読解文
================================
学校にはカルテはありませんが、子どもの情報をまとめたファイルはあります。
そこによく書かれている病名は「脳性麻痺(CP)」が多いです。
確かに、中枢性疾患とするなら、脳性麻痺としておけば間違いないだろうと思いますし、実はこういった疾患名が出ていないと手帳を取得するときの手続きが進まないというのもあります。
この曖昧さ、亡くなったら死因が「心不全(心臓が止まった)」になるのと同じくらいモヤモヤします。しかし、それでも医師がつけた診断には、それ相応の権威があり、その子の実態を説明するとき避けて通れないものになるのです。
【情報を整理して集める】
診断名以外に、その子の実態を把握するために必要な情報を日々集めているでしょうか?
脳性麻痺は、胎児時期から生後4週間までの間に発生した脳への損傷によって引き起こされる運動機能の障害を指します。また、脳性麻痺はアテトーゼ型、痙直型、固縮型、失調型、混合型に分類されています。
もし、痙直型脳性麻痺と診断がついていたら、痙直型の特徴は何か調べるでしょう。そうして、その子の状態がそうなんだと考えるでしょう。しかし、これだけでスタートラインに立てたとは言えません。実際はピュアな痙直型脳性麻痺より、ちょっとアテトーゼ(不随意運動)があるよね、失調(運動の調整がうまくいかない)があるよね、といろいろなものが混じっていることが多いと感じます。
脳はいろいろな機能をもっていて、運動だけでなく視覚や聴覚などの感覚や認知、記憶、情動、抑制などの機能をもっています。脳性麻痺は脳の障害ということで、様々な部位に影響を及ぼします。そのため、診断名だけでは説明できないものが隠れていることがあります。
================================
課題
上の読解文のうち、「確かに、中枢性疾患とするなら」で始まり「ていることが多いと感じます。」で終わる部分を一字一句違えずに書き写しなさい。
================================
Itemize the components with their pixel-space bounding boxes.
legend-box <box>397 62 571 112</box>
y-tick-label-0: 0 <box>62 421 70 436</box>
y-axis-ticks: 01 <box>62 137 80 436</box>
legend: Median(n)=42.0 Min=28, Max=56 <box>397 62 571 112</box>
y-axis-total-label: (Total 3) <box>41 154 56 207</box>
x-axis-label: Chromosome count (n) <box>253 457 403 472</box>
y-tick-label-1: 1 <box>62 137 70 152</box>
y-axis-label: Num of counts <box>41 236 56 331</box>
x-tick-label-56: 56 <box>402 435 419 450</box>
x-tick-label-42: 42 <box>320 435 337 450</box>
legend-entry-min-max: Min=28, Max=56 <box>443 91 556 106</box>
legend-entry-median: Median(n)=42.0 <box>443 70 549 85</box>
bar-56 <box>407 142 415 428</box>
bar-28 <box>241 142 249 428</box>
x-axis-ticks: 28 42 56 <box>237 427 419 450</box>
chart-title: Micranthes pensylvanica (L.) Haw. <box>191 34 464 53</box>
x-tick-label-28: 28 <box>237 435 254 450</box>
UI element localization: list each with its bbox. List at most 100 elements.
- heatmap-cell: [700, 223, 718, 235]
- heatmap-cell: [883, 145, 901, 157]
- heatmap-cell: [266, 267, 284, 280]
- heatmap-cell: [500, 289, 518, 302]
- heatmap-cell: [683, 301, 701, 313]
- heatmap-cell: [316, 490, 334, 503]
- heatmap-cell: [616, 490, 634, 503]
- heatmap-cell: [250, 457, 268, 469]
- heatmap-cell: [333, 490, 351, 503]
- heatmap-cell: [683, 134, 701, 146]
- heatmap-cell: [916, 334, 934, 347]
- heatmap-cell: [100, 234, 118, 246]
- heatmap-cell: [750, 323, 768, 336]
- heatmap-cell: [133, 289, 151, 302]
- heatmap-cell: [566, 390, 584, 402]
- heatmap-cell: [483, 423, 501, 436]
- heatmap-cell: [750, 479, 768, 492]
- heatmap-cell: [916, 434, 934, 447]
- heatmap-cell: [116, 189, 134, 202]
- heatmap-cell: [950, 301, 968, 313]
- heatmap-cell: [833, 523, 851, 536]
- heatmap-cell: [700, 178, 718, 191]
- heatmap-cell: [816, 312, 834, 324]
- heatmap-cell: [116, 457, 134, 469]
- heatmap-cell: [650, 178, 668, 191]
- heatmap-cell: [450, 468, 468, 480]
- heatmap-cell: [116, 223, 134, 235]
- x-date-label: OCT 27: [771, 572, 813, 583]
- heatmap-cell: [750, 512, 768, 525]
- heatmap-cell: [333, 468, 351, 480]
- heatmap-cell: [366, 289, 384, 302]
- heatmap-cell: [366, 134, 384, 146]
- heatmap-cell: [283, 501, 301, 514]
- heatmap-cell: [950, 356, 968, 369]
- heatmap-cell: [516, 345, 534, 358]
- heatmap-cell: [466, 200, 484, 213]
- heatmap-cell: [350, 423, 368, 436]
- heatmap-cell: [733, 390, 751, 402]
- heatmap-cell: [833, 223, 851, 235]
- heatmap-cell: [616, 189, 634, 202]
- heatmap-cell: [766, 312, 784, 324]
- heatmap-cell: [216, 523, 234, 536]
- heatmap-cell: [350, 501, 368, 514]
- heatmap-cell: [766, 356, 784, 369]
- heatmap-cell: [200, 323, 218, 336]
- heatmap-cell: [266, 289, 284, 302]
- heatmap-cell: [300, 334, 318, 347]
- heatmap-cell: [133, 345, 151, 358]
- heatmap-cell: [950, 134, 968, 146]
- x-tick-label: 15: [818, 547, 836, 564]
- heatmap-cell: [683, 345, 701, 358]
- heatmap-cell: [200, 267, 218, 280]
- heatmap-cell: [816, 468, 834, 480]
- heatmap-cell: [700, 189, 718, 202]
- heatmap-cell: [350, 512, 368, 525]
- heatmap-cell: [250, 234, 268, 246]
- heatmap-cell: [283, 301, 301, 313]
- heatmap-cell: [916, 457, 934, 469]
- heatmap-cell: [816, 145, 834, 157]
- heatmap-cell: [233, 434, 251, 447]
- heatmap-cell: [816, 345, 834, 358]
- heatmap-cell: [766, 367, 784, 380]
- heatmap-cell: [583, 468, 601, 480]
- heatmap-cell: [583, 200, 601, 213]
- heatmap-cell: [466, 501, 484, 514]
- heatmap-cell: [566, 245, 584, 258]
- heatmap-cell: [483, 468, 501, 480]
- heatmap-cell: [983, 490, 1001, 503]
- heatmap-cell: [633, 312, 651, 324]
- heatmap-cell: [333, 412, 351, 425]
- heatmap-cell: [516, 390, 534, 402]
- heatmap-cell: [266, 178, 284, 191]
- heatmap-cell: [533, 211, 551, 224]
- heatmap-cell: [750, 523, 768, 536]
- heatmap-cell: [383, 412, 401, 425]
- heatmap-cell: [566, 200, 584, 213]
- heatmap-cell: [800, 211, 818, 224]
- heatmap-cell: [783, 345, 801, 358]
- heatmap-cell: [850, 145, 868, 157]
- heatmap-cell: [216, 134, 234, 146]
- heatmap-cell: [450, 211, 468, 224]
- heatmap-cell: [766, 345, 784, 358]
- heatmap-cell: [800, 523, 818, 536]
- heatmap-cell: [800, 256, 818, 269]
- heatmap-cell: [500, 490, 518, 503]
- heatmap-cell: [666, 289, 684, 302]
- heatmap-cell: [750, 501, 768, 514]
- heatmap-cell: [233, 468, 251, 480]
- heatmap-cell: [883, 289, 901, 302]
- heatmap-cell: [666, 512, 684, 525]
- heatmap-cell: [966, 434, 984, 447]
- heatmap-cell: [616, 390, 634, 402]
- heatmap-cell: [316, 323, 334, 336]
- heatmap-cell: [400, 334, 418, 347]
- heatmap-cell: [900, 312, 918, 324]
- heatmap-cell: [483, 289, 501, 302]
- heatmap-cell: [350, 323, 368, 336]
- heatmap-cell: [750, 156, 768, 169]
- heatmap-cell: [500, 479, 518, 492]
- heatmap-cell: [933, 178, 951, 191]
================================
解答
確かに、中枢性疾患とするなら、脳性麻痺としておけば間違いないだろうと思いますし、実はこういった疾患名が出ていないと手帳を取得するときの手続きが進まないというのもあります。
この曖昧さ、亡くなったら死因が「心不全(心臓が止まった)」になるのと同じくらいモヤモヤします。しかし、それでも医師がつけた診断には、それ相応の権威があり、その子の実態を説明するとき避けて通れないものになるのです。
【情報を整理して集める】
診断名以外に、その子の実態を把握するために必要な情報を日々集めているでしょうか?
脳性麻痺は、胎児時期から生後4週間までの間に発生した脳への損傷によって引き起こされる運動機能の障害を指します。また、脳性麻痺はアテトーゼ型、痙直型、固縮型、失調型、混合型に分類されています。
もし、痙直型脳性麻痺と診断がついていたら、痙直型の特徴は何か調べるでしょう。そうして、その子の状態がそうなんだと考えるでしょう。しかし、これだけでスタートラインに立てたとは言えません。実際はピュアな痙直型脳性麻痺より、ちょっとアテトーゼ(不随意運動)があるよね、失調(運動の調整がうまくいかない)があるよね、といろいろなものが混じっていることが多いと感じます。